Problem details
From the records below, copy every line that contains the word "this".

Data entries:

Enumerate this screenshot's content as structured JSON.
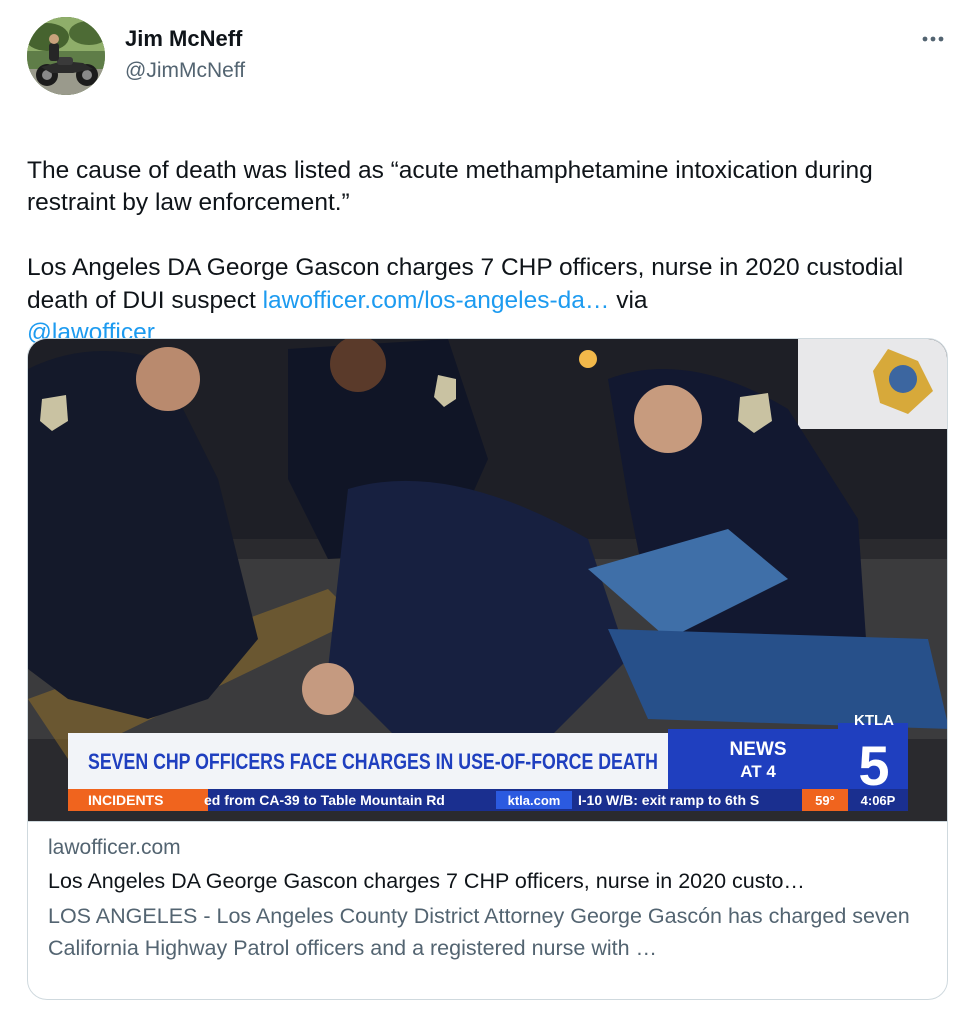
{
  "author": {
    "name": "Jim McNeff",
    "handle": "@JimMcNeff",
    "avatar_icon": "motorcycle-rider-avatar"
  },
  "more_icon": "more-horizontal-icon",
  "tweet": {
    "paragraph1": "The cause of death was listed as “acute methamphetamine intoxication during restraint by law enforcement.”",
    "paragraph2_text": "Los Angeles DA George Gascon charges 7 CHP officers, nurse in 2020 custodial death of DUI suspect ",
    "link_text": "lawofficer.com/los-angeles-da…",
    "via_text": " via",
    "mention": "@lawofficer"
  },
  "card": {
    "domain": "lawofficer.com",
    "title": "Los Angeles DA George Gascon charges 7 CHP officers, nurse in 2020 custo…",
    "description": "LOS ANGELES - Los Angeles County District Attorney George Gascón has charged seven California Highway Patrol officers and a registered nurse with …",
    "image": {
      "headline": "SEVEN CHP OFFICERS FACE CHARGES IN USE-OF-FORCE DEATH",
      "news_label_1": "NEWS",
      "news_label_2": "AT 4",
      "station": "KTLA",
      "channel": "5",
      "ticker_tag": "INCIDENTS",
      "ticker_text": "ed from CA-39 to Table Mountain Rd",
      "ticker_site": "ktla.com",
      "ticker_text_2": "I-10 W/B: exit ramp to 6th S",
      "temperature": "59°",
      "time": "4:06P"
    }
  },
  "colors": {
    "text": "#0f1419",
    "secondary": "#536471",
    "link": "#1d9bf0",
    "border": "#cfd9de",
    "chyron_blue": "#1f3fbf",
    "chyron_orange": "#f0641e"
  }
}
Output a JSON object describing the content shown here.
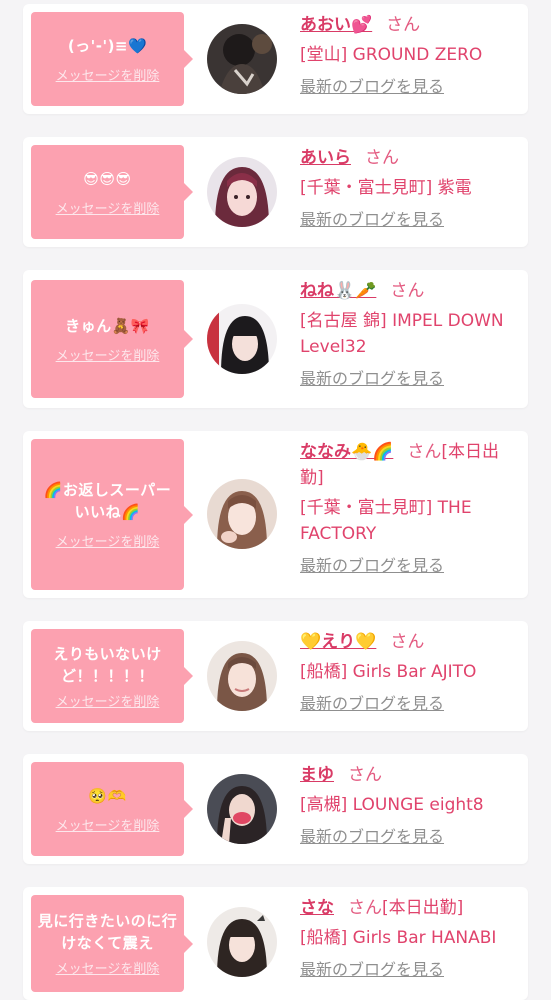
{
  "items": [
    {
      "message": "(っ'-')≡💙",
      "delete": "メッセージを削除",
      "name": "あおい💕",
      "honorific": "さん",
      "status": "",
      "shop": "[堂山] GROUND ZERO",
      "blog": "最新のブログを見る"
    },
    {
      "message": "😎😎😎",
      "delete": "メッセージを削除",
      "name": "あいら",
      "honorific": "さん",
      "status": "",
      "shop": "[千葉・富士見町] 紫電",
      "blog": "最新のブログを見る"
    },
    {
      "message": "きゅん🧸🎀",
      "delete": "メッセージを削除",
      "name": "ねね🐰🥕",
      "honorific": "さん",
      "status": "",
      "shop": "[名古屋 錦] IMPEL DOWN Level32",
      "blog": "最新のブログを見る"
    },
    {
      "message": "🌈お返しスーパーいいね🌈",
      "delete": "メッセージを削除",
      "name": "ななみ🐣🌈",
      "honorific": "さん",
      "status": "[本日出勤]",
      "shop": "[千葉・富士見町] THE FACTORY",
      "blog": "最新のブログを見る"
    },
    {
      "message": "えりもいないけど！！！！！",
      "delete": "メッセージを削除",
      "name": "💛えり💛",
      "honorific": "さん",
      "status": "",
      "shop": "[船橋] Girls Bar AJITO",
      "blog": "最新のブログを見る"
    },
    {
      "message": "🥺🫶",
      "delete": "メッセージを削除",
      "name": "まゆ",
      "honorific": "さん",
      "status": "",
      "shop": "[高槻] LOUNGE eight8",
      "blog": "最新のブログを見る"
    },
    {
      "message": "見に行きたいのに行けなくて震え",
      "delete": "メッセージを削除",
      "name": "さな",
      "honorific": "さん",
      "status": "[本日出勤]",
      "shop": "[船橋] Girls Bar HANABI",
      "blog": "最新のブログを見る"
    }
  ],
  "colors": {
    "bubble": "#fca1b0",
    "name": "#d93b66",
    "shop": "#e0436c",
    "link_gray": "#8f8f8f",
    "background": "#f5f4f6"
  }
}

---

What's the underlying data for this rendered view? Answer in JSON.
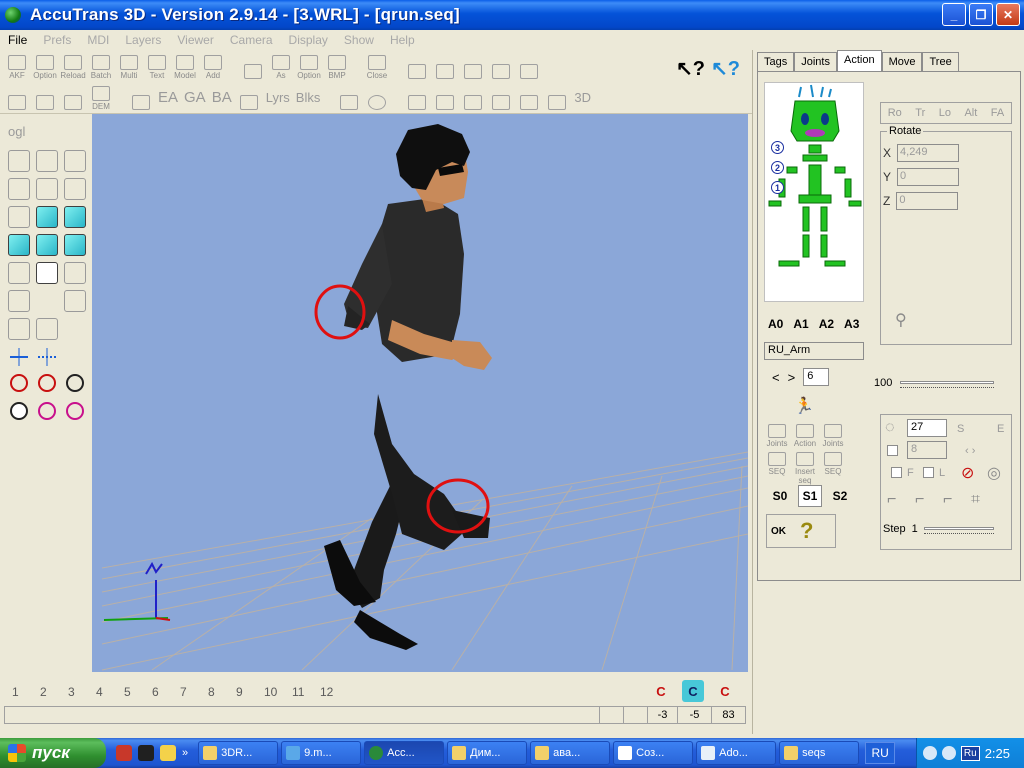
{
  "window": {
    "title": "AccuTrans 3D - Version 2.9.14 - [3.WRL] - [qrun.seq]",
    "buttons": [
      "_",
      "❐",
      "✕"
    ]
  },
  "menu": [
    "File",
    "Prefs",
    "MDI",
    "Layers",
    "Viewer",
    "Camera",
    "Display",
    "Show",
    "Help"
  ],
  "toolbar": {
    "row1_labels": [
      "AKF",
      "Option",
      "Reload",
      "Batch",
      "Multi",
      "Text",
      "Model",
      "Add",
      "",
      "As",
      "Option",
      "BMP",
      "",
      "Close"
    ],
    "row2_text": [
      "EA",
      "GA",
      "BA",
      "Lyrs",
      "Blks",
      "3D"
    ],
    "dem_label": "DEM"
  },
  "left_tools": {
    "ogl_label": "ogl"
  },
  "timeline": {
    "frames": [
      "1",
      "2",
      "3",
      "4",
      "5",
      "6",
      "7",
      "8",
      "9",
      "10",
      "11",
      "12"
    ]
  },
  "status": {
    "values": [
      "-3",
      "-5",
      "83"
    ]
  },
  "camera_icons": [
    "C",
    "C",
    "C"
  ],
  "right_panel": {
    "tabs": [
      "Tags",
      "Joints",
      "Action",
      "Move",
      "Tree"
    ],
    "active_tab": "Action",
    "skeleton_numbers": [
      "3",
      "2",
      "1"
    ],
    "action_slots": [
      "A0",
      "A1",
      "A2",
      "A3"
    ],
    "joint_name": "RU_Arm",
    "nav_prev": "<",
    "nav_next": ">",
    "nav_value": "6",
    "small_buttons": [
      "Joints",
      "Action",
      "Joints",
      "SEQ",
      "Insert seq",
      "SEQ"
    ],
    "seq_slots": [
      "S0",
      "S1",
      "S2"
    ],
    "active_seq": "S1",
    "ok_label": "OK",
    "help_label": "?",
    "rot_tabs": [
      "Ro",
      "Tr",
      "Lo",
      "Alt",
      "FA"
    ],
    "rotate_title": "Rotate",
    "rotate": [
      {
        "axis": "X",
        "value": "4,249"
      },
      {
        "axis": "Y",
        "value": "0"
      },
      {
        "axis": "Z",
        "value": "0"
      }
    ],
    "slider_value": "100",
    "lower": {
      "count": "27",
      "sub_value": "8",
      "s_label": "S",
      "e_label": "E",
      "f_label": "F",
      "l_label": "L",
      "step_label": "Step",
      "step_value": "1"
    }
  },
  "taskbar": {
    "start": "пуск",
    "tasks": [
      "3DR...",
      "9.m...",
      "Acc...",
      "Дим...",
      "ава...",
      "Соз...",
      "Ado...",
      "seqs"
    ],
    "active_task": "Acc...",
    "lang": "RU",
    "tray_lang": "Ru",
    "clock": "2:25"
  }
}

...

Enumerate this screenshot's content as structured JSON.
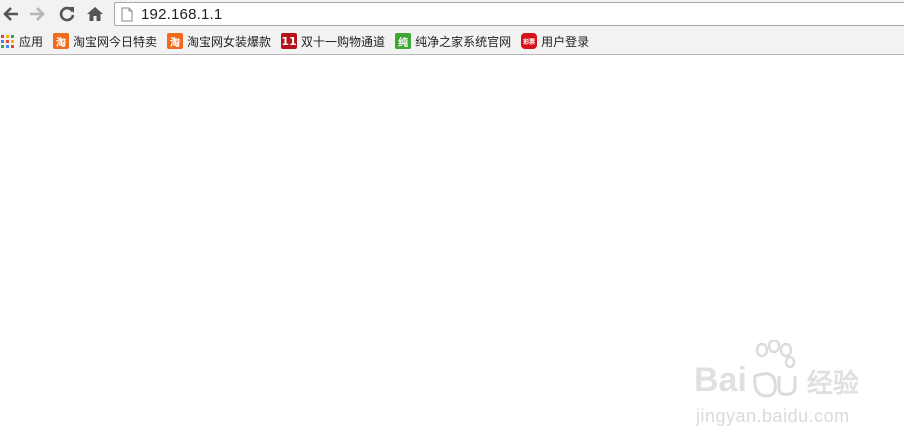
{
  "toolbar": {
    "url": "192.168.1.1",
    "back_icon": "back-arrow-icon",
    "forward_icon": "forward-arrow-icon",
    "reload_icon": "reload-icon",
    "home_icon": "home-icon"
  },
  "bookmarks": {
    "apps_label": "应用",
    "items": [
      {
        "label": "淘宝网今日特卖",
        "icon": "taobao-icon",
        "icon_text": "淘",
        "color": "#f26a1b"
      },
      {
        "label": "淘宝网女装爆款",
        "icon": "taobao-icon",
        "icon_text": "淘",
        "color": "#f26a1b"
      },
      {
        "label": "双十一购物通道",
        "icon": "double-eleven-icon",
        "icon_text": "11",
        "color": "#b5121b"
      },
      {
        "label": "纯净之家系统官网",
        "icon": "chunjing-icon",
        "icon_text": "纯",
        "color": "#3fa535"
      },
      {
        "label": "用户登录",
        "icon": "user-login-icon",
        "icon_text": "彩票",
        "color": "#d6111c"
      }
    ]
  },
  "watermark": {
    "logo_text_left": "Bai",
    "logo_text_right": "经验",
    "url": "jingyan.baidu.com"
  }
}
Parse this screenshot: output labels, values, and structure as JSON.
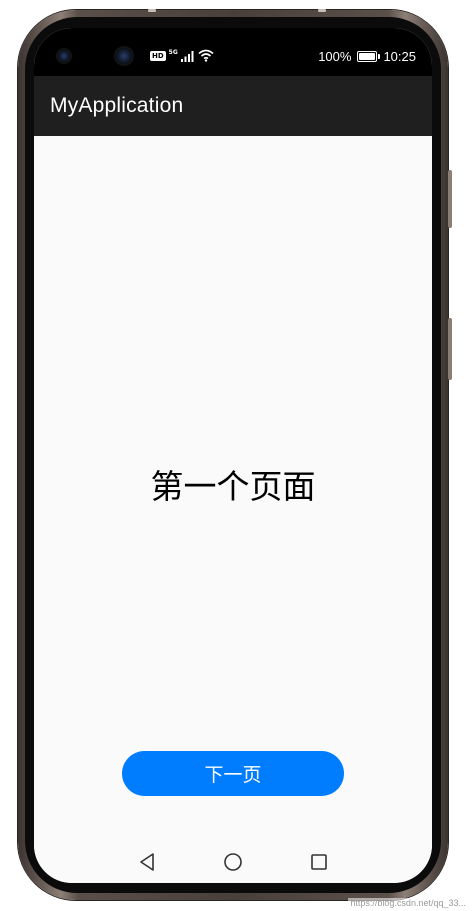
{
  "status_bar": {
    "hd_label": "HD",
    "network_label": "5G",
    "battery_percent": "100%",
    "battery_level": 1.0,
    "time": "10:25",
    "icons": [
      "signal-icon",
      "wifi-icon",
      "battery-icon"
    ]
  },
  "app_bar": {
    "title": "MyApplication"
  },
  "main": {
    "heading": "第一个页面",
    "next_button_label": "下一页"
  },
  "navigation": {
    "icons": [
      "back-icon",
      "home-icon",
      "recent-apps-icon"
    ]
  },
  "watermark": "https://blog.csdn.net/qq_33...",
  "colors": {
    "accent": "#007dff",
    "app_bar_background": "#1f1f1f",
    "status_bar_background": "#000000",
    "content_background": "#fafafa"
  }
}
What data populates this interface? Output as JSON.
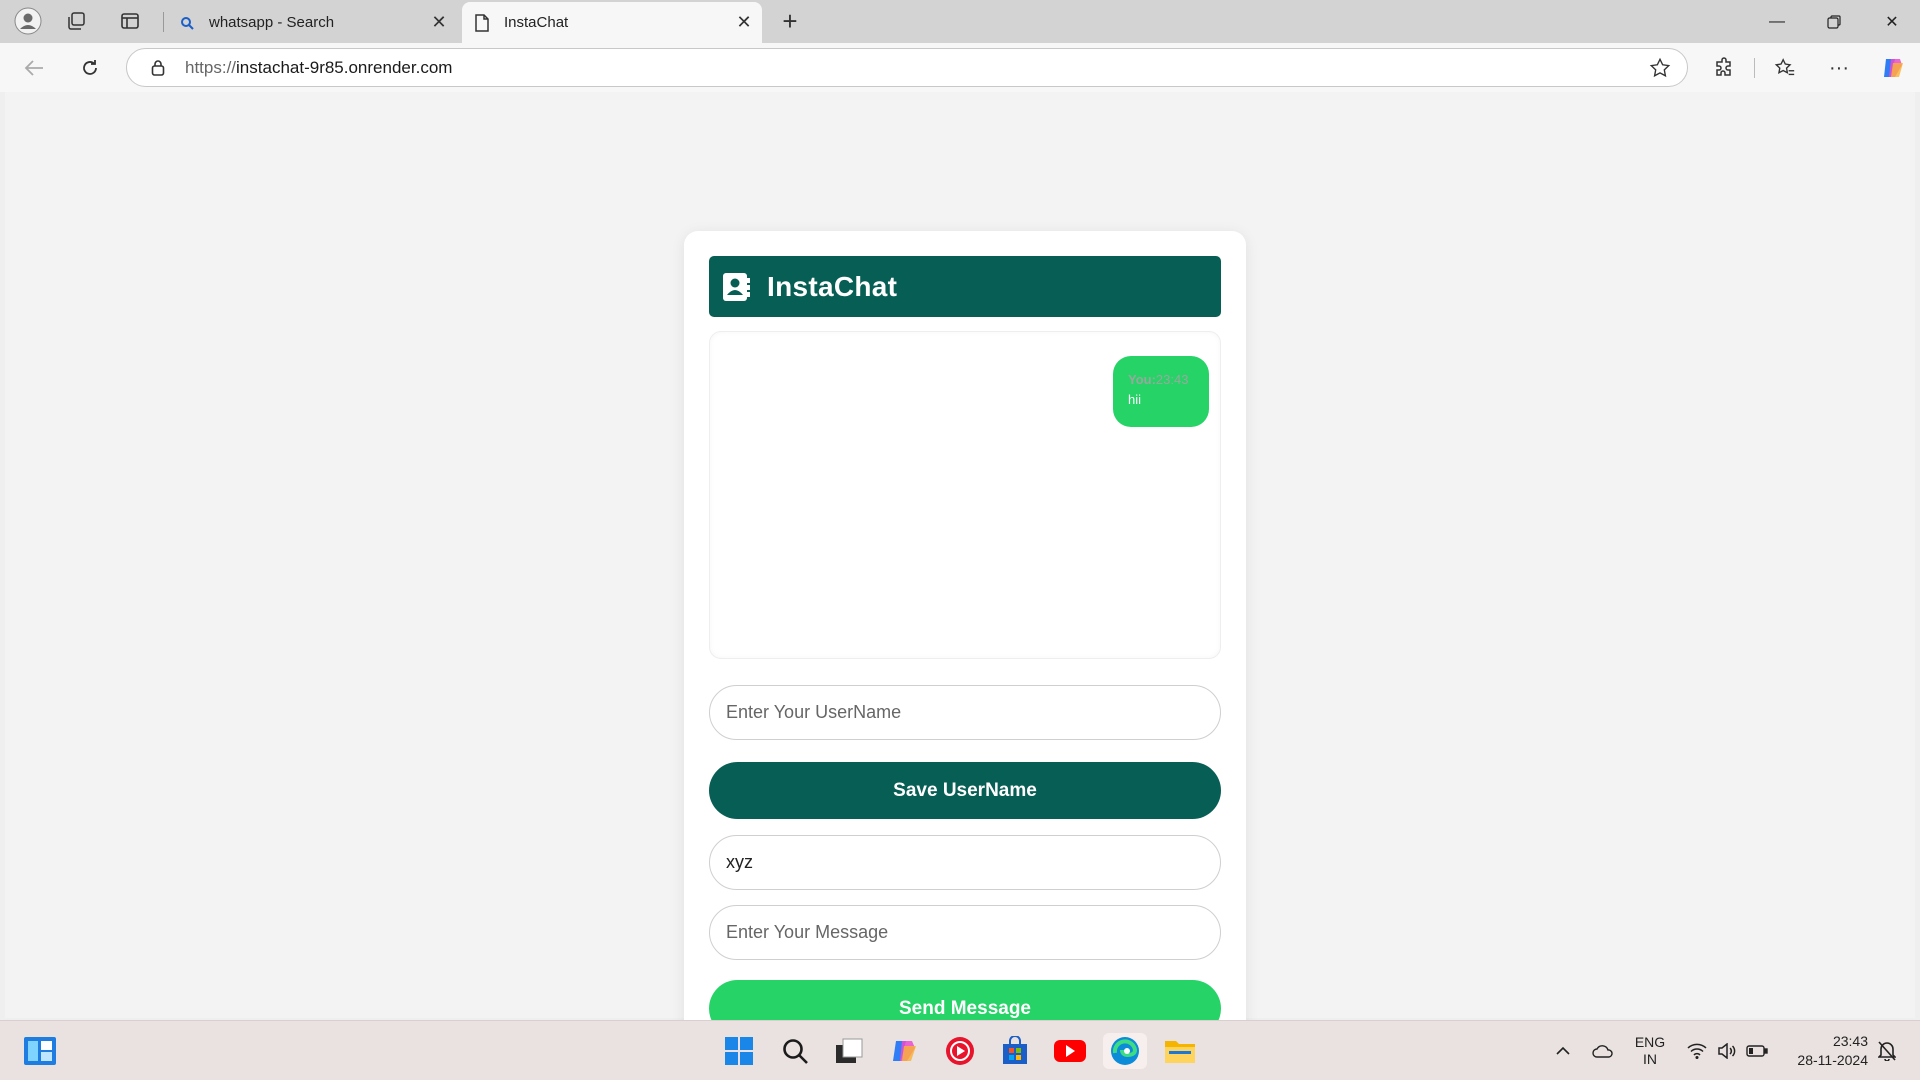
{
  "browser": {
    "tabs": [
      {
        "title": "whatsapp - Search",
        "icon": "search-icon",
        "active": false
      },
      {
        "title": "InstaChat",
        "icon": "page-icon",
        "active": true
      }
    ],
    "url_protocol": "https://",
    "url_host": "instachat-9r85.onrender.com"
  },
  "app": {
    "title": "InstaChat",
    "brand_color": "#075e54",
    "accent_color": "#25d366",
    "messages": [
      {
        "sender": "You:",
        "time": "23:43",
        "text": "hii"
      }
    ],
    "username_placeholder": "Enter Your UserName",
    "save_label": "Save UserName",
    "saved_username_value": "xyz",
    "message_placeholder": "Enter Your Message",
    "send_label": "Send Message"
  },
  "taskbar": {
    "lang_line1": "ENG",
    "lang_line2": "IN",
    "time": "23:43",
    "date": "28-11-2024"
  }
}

Exercise result
Enumerate this screenshot's content as structured JSON.
What's the underlying data for this rendered view? Answer in JSON.
Enumerate this screenshot's content as structured JSON.
Parse this screenshot: output labels, values, and structure as JSON.
What data populates this interface? Output as JSON.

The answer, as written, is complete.